Stored items from a collection:
-*-

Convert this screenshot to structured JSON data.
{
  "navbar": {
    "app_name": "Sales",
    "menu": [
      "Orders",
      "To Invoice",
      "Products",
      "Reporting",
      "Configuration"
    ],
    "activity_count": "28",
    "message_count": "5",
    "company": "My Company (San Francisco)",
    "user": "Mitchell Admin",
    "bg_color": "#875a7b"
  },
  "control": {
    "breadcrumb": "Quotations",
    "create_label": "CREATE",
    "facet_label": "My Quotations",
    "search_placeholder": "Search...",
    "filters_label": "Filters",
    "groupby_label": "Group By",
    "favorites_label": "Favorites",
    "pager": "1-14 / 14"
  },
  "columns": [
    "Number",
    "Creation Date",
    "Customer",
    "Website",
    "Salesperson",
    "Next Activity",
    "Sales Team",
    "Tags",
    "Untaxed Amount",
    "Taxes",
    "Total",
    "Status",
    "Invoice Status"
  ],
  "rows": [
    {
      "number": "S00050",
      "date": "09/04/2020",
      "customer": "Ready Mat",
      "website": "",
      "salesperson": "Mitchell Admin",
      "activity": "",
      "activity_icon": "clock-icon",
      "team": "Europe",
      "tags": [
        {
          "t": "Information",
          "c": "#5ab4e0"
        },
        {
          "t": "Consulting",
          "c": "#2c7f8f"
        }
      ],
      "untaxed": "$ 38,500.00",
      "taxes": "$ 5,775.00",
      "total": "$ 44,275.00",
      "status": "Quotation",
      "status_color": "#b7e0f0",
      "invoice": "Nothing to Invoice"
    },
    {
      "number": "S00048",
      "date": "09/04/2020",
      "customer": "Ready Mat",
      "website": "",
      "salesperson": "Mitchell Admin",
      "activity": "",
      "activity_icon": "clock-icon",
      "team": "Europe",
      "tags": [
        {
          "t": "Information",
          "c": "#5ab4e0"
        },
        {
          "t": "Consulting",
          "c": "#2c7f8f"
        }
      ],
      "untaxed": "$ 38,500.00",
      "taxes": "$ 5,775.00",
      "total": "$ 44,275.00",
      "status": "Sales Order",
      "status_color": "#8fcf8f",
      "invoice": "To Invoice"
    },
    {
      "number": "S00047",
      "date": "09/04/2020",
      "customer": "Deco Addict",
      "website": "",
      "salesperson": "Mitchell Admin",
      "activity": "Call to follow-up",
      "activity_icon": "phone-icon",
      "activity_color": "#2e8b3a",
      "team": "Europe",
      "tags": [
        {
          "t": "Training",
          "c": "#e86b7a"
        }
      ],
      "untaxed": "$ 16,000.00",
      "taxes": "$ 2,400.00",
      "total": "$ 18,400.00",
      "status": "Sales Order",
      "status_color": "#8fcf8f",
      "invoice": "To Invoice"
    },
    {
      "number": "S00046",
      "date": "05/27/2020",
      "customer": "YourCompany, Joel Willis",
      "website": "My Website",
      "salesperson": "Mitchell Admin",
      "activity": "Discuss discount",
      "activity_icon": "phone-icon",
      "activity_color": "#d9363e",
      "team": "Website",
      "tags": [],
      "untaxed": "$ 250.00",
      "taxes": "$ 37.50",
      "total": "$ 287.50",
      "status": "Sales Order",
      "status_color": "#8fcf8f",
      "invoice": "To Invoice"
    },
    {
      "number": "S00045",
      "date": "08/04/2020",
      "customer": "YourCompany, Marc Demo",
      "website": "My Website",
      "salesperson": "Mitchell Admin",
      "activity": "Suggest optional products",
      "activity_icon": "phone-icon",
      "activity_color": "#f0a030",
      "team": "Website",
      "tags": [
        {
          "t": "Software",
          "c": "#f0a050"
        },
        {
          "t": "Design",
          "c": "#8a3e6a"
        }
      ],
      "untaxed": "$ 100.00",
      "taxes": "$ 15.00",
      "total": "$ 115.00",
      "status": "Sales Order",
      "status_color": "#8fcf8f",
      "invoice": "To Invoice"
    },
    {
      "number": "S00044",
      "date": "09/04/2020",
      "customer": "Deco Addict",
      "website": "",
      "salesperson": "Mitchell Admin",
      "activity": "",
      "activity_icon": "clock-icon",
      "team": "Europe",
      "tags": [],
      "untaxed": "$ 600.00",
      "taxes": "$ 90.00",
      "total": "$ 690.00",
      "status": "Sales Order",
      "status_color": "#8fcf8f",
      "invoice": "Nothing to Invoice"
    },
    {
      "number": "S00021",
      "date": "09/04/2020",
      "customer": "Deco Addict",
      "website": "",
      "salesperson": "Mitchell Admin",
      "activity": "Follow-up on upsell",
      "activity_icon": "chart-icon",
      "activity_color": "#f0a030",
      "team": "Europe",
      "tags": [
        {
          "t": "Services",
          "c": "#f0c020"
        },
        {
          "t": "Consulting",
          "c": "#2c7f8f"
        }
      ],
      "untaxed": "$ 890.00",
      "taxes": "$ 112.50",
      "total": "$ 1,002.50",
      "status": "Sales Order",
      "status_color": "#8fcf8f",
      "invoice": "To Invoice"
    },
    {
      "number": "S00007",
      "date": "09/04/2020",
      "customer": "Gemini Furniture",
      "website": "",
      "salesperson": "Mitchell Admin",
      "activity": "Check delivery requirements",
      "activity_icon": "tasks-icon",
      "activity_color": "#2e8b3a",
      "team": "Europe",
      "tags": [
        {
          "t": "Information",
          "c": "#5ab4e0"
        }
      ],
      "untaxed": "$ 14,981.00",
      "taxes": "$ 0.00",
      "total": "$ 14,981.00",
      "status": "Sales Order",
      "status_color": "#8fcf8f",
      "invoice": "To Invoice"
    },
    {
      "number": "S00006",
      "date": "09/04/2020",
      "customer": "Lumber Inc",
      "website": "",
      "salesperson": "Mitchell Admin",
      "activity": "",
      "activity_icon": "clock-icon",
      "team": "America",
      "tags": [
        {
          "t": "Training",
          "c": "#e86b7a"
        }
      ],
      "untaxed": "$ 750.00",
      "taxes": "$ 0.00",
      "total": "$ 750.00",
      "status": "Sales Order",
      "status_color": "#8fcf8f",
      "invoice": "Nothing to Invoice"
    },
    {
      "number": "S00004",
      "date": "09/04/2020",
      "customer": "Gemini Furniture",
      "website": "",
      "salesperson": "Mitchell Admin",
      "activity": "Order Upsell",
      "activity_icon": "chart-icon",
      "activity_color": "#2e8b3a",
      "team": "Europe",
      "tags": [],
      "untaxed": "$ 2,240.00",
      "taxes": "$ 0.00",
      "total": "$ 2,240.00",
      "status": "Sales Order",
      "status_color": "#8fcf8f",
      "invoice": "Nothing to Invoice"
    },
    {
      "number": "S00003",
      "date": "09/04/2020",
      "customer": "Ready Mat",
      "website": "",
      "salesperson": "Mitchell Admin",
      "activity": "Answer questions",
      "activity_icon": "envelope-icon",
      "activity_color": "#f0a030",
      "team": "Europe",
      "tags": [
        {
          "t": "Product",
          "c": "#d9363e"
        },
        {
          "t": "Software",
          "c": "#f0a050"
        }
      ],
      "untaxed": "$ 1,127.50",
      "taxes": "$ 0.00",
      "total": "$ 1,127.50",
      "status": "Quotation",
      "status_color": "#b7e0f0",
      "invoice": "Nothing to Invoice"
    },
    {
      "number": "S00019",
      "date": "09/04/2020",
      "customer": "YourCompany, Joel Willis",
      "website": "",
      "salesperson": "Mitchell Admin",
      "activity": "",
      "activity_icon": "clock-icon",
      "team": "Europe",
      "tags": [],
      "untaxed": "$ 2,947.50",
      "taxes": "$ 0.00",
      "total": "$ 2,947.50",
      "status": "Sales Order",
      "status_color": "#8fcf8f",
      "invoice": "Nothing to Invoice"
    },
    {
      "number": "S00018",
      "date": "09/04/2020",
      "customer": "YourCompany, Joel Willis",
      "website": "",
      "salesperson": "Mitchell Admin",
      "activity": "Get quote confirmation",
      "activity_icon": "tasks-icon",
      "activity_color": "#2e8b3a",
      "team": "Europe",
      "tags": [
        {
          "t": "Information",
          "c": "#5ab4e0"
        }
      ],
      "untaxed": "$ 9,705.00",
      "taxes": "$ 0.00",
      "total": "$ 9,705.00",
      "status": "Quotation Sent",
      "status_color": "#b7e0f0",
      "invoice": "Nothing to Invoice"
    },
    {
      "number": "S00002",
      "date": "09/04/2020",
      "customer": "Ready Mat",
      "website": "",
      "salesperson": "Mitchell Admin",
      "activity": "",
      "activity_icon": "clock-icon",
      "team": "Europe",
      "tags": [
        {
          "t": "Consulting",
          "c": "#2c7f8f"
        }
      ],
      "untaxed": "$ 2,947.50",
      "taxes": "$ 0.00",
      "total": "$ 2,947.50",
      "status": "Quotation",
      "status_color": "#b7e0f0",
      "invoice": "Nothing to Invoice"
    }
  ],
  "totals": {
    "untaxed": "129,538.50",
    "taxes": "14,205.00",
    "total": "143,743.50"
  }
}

-*-

SHORT EXERCISE: Filter out all lines lacking the word "Quotations" and copy the rest.

ANSWER FOR THE TASK:
    "breadcrumb": "Quotations",
    "facet_label": "My Quotations",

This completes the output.